** Start of Provided data **

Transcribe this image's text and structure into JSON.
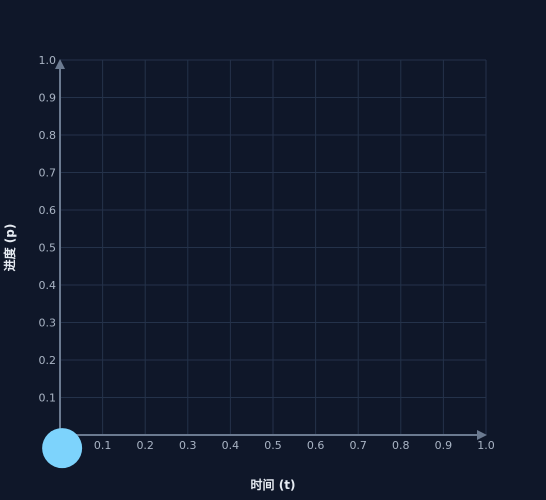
{
  "chart_data": {
    "type": "scatter",
    "title": "",
    "xlabel": "时间 (t)",
    "ylabel": "进度 (p)",
    "xlim": [
      0,
      1
    ],
    "ylim": [
      0,
      1
    ],
    "grid": true,
    "x_ticks": [
      "0.1",
      "0.2",
      "0.3",
      "0.4",
      "0.5",
      "0.6",
      "0.7",
      "0.8",
      "0.9",
      "1.0"
    ],
    "y_ticks": [
      "0",
      "0.1",
      "0.2",
      "0.3",
      "0.4",
      "0.5",
      "0.6",
      "0.7",
      "0.8",
      "0.9",
      "1.0"
    ],
    "series": [
      {
        "points": [
          {
            "x": 0.005,
            "y": -0.035
          }
        ],
        "color": "#7dd3fc"
      }
    ],
    "colors": {
      "background": "#0f1729",
      "grid": "#24324a",
      "axis": "#6b7a90",
      "tick_text": "#a9b4c4",
      "title_text": "#e6ebf2",
      "marker": "#7dd3fc"
    }
  }
}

** End of Provided data **

_Do this:_ Retype all the records shown above, character for character. Omit every picture.

_Result of this task:_
Transcribe this image's text and structure into JSON.
{
  "chart_data": {
    "type": "scatter",
    "title": "",
    "xlabel": "时间 (t)",
    "ylabel": "进度 (p)",
    "xlim": [
      0,
      1
    ],
    "ylim": [
      0,
      1
    ],
    "grid": true,
    "x_ticks": [
      "0.1",
      "0.2",
      "0.3",
      "0.4",
      "0.5",
      "0.6",
      "0.7",
      "0.8",
      "0.9",
      "1.0"
    ],
    "y_ticks": [
      "0",
      "0.1",
      "0.2",
      "0.3",
      "0.4",
      "0.5",
      "0.6",
      "0.7",
      "0.8",
      "0.9",
      "1.0"
    ],
    "series": [
      {
        "points": [
          {
            "x": 0.005,
            "y": -0.035
          }
        ],
        "color": "#7dd3fc"
      }
    ],
    "colors": {
      "background": "#0f1729",
      "grid": "#24324a",
      "axis": "#6b7a90",
      "tick_text": "#a9b4c4",
      "title_text": "#e6ebf2",
      "marker": "#7dd3fc"
    }
  }
}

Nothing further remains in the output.